-- The data --

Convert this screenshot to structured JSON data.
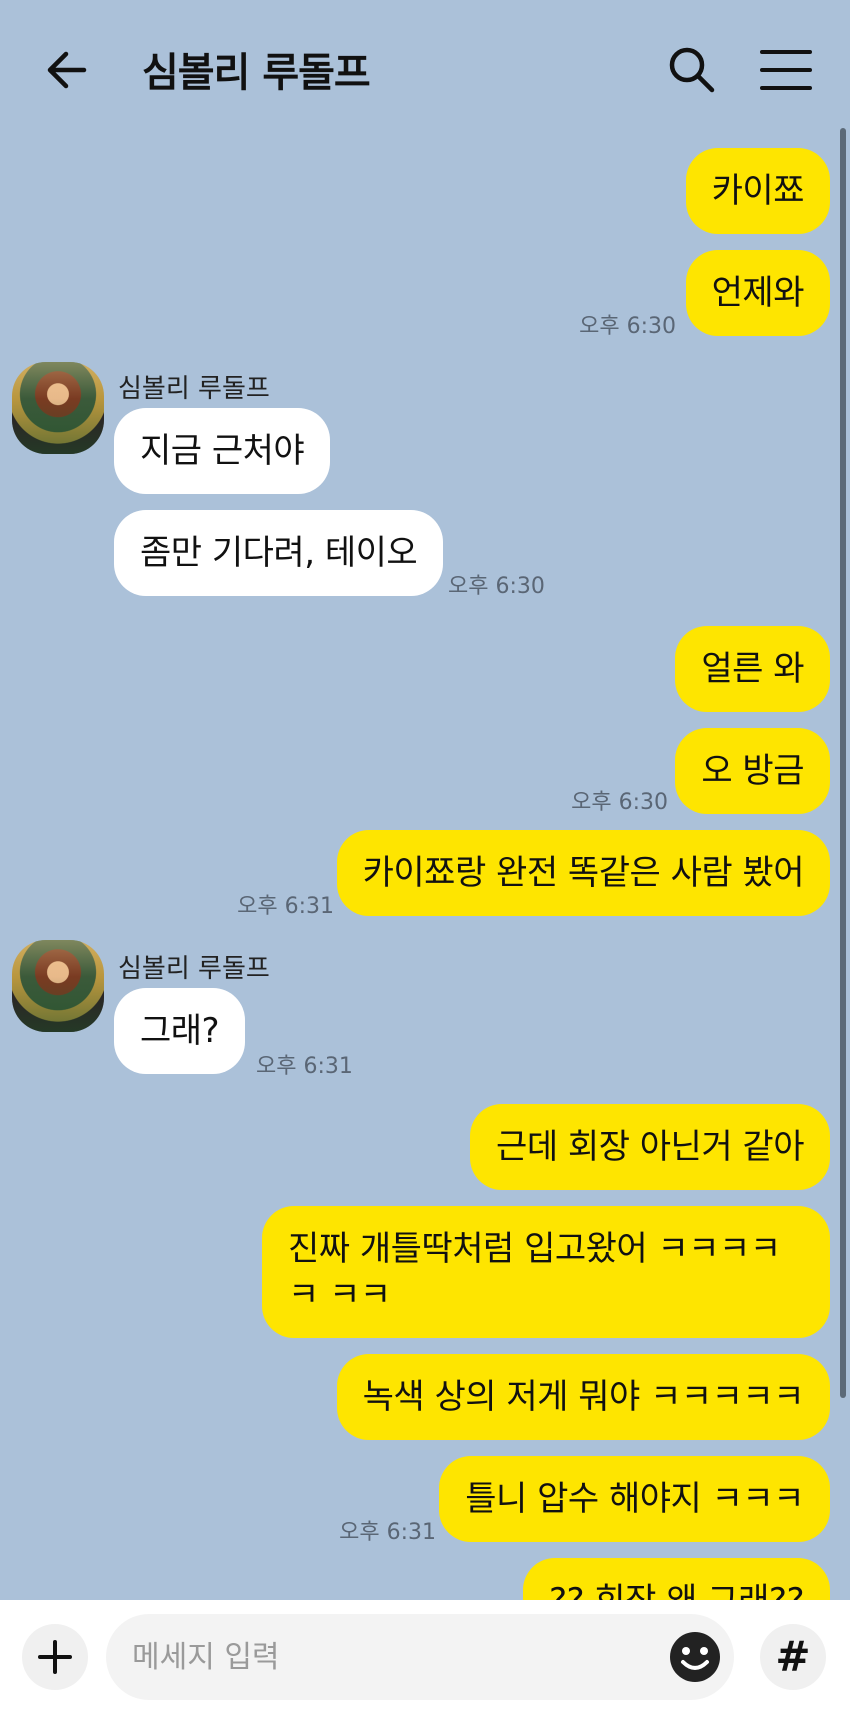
{
  "header": {
    "title": "심볼리 루돌프",
    "back_icon": "arrow-left-icon",
    "search_icon": "search-icon",
    "menu_icon": "hamburger-menu-icon"
  },
  "colors": {
    "background": "#abc1d9",
    "my_bubble": "#fee500",
    "their_bubble": "#ffffff"
  },
  "messages": [
    {
      "from": "me",
      "text": "카이쬬"
    },
    {
      "from": "me",
      "text": "언제와",
      "time": "오후 6:30"
    },
    {
      "from": "other",
      "sender": "심볼리 루돌프",
      "text": "지금 근처야"
    },
    {
      "from": "other",
      "text": "좀만 기다려, 테이오",
      "time": "오후 6:30"
    },
    {
      "from": "me",
      "text": "얼른 와"
    },
    {
      "from": "me",
      "text": "오 방금",
      "time": "오후 6:30"
    },
    {
      "from": "me",
      "text": "카이쬬랑 완전 똑같은 사람 봤어",
      "time": "오후 6:31"
    },
    {
      "from": "other",
      "sender": "심볼리 루돌프",
      "text": "그래?",
      "time": "오후 6:31"
    },
    {
      "from": "me",
      "text": "근데 회장 아닌거 같아"
    },
    {
      "from": "me",
      "text": "진짜 개틀딱처럼 입고왔어 ㅋㅋㅋㅋㅋ ㅋㅋ"
    },
    {
      "from": "me",
      "text": "녹색 상의 저게 뭐야 ㅋㅋㅋㅋㅋ"
    },
    {
      "from": "me",
      "text": "틀니 압수 해야지 ㅋㅋㅋ",
      "time": "오후 6:31"
    },
    {
      "from": "me",
      "text": "?? 회장 왜 그래??"
    }
  ],
  "composer": {
    "placeholder": "메세지 입력",
    "plus_icon": "plus-icon",
    "emoji_icon": "smiley-icon",
    "hash_label": "#"
  }
}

-- Task statement --
Repeat everything in the records precisely. Images are excluded from the copy.

-- Answer to this problem --
Convert this screenshot to structured JSON data.
{
  "header": {
    "title": "심볼리 루돌프",
    "back_icon": "arrow-left-icon",
    "search_icon": "search-icon",
    "menu_icon": "hamburger-menu-icon"
  },
  "colors": {
    "background": "#abc1d9",
    "my_bubble": "#fee500",
    "their_bubble": "#ffffff"
  },
  "messages": [
    {
      "from": "me",
      "text": "카이쬬"
    },
    {
      "from": "me",
      "text": "언제와",
      "time": "오후 6:30"
    },
    {
      "from": "other",
      "sender": "심볼리 루돌프",
      "text": "지금 근처야"
    },
    {
      "from": "other",
      "text": "좀만 기다려, 테이오",
      "time": "오후 6:30"
    },
    {
      "from": "me",
      "text": "얼른 와"
    },
    {
      "from": "me",
      "text": "오 방금",
      "time": "오후 6:30"
    },
    {
      "from": "me",
      "text": "카이쬬랑 완전 똑같은 사람 봤어",
      "time": "오후 6:31"
    },
    {
      "from": "other",
      "sender": "심볼리 루돌프",
      "text": "그래?",
      "time": "오후 6:31"
    },
    {
      "from": "me",
      "text": "근데 회장 아닌거 같아"
    },
    {
      "from": "me",
      "text": "진짜 개틀딱처럼 입고왔어 ㅋㅋㅋㅋㅋ ㅋㅋ"
    },
    {
      "from": "me",
      "text": "녹색 상의 저게 뭐야 ㅋㅋㅋㅋㅋ"
    },
    {
      "from": "me",
      "text": "틀니 압수 해야지 ㅋㅋㅋ",
      "time": "오후 6:31"
    },
    {
      "from": "me",
      "text": "?? 회장 왜 그래??"
    }
  ],
  "composer": {
    "placeholder": "메세지 입력",
    "plus_icon": "plus-icon",
    "emoji_icon": "smiley-icon",
    "hash_label": "#"
  }
}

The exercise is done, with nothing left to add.